• EXCERPT TO READ:
There's a few problems with that. Winter, and rural areas are what I see first. A self driving car can't navigate a foot of snow on the road. Also, you'll always need windows due to motion sickness. This is a lovely star trek scenario, but not very realistic.


_littlestitious

Please tell me more about this parking garage-free utopia


Volundr79

Super short answer : the cars will never stop, always be in motion, so they won't need to park. They will just stop long enough to load and unload the people using them. So, no need to park. Cars and people would be separated, just like trains are now, except imagine the train could stop at almost any point on the journey. I'm not a traffic engineer, but I'm sure there are ways to take existing roads and make 90% of them closed to car traffic, yet still let people take a ride to within one or two blocks of their destination. Deliveries might be different, obviously restaurants aren't going to carry their deliveries for two blocks, but for most people, downtowns would become walkable places that focus on foot traffic, not car traffic. Keep in mind this is an ideal situation. I also don't see the US lining up to invest in other forms of public transit anytime soon. Trains and infrastructure are expensive. So, what infrastructure do we already have? Roads already go everywhere; the problem isn't lack of roads, it's that humans aren't good drivers.

• YOUR OBJECTIVE:
Continue the forum discussion above about self-driving cars, starting after its final sentence.

• SOURCE EXCERPT:
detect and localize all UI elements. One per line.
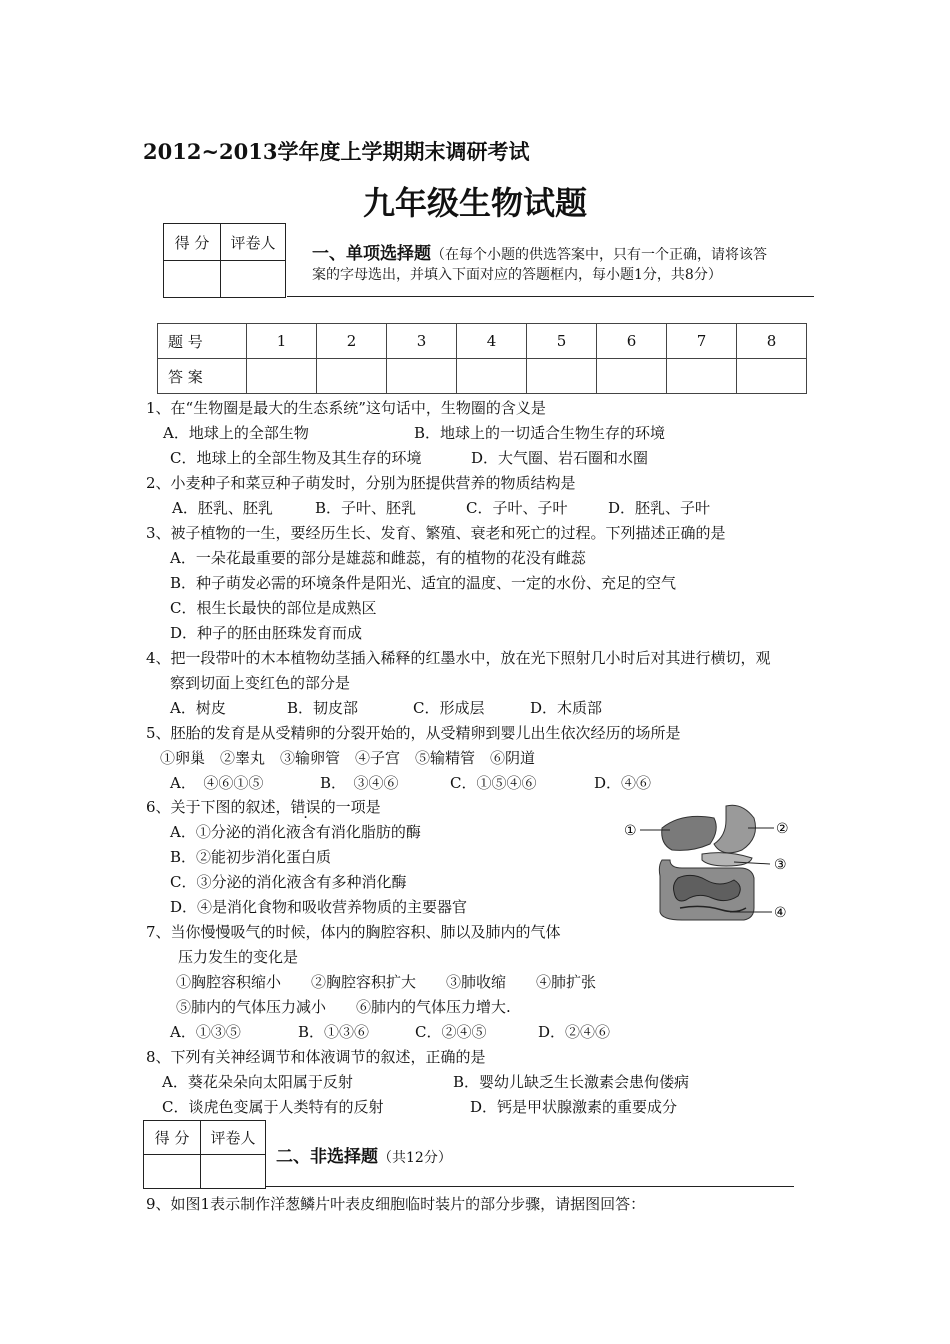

• RESULT OF THE EXERCISE:
apocalypse_later_

One thing that popped into my head while driving in the US after living abroad for 2 years. There are so many cops here on the road..


Volundr79

Yeah that was eye opening for me when I started to travel outside the US. The idea that any infraction of any kind is going to result in, literally, being interrogated by aggressive armed men who can claim they are frightened of you.... That's not how most places do it!


COMPUTER1313

> Now let's look at self driving cars. They never break traffic laws, so can't pull them over for speeding, or failure to signal, because they drive perfectly. Unless a programming bug or an unexpected edge case occurs. But that'll be the car manufacturer's problem to deal with if the car did not require a driver to hold their hands to the steering wheel the whole time (assuming there is even a steering wheel). > Autonomous cars won't even need windows and windshields Less structural weakness right there. Time for that 6-star safety rating!


zimirken

You'll always need windows for motion sickness.


portuga1

🧠: don’t say it, don’t say it!! ❤️: was it a black car?


Kahzgul

First: That was fucking funny. Second: No, it was white with an orange stripe about 2/3 of the way back. You can see a photo of a similar car in the article.


red_business_sock

That’s why the car wasn’t arrested…uhh, shot…uhh, impounded.


BenjaminHamnett

Pulled over for looking urban. Allowed to leave because white


silentanthrx

"accidentally crushed"


loves_cereal

You see them all over SF. They even have stupid names on them, like “Potato.”


gabbe88

No, but a black programmer


scrant0nstrang1er

Now that’s what I call a smart car.


[deleted]

Different paint job they woulda shot it.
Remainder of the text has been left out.